The request
Retype the records below exactly as they appear, but leave out any pictures.

Data supplied
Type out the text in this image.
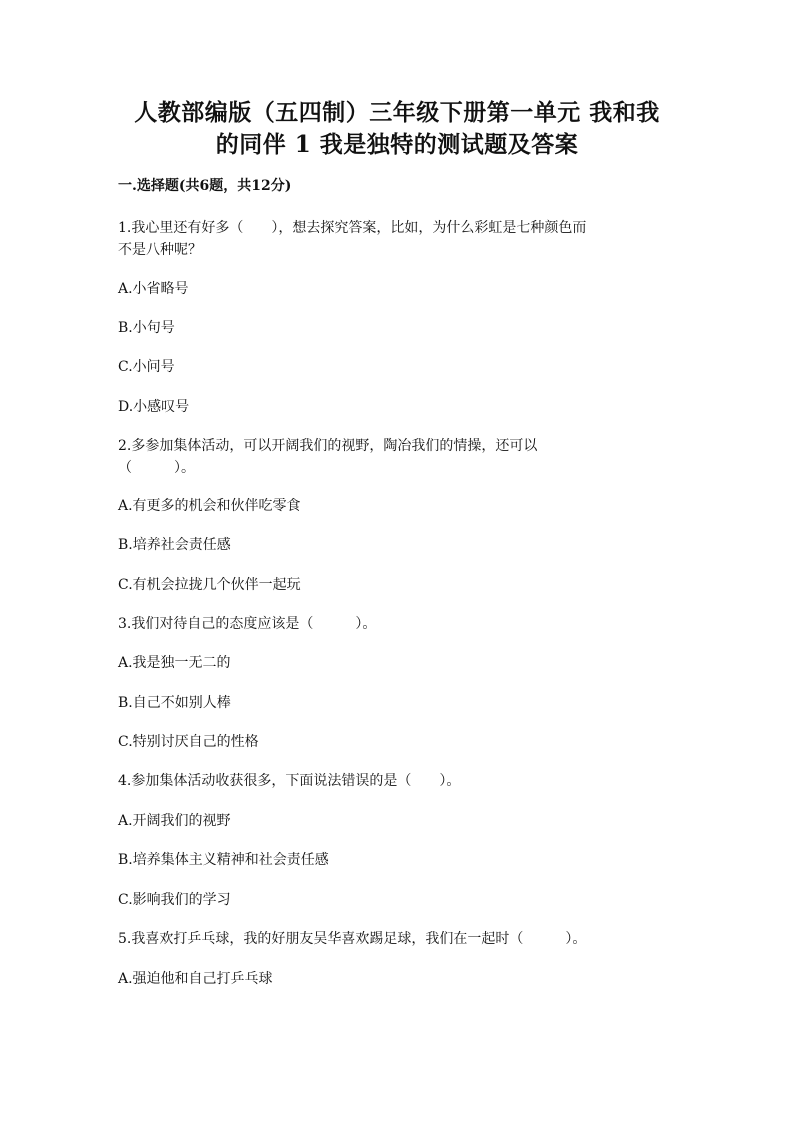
人教部编版（五四制）三年级下册第一单元 我和我
的同伴 1 我是独特的测试题及答案
一.选择题(共6题，共12分)
1.我心里还有好多（　　），想去探究答案，比如，为什么彩虹是七种颜色而
不是八种呢？
A.小省略号
B.小句号
C.小问号
D.小感叹号
2.多参加集体活动，可以开阔我们的视野，陶冶我们的情操，还可以
（　　　）。
A.有更多的机会和伙伴吃零食
B.培养社会责任感
C.有机会拉拢几个伙伴一起玩
3.我们对待自己的态度应该是（　　　）。
A.我是独一无二的
B.自己不如别人棒
C.特别讨厌自己的性格
4.参加集体活动收获很多，下面说法错误的是（　　）。
A.开阔我们的视野
B.培养集体主义精神和社会责任感
C.影响我们的学习
5.我喜欢打乒乓球，我的好朋友吴华喜欢踢足球，我们在一起时（　　　）。
A.强迫他和自己打乒乓球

Written reply
Type out the text in this image.
人教部编版（五四制）三年级下册第一单元 我和我
的同伴 1 我是独特的测试题及答案
一.选择题(共6题，共12分)
1.我心里还有好多（　　），想去探究答案，比如，为什么彩虹是七种颜色而
不是八种呢？
A.小省略号
B.小句号
C.小问号
D.小感叹号
2.多参加集体活动，可以开阔我们的视野，陶冶我们的情操，还可以
（　　　）。
A.有更多的机会和伙伴吃零食
B.培养社会责任感
C.有机会拉拢几个伙伴一起玩
3.我们对待自己的态度应该是（　　　）。
A.我是独一无二的
B.自己不如别人棒
C.特别讨厌自己的性格
4.参加集体活动收获很多，下面说法错误的是（　　）。
A.开阔我们的视野
B.培养集体主义精神和社会责任感
C.影响我们的学习
5.我喜欢打乒乓球，我的好朋友吴华喜欢踢足球，我们在一起时（　　　）。
A.强迫他和自己打乒乓球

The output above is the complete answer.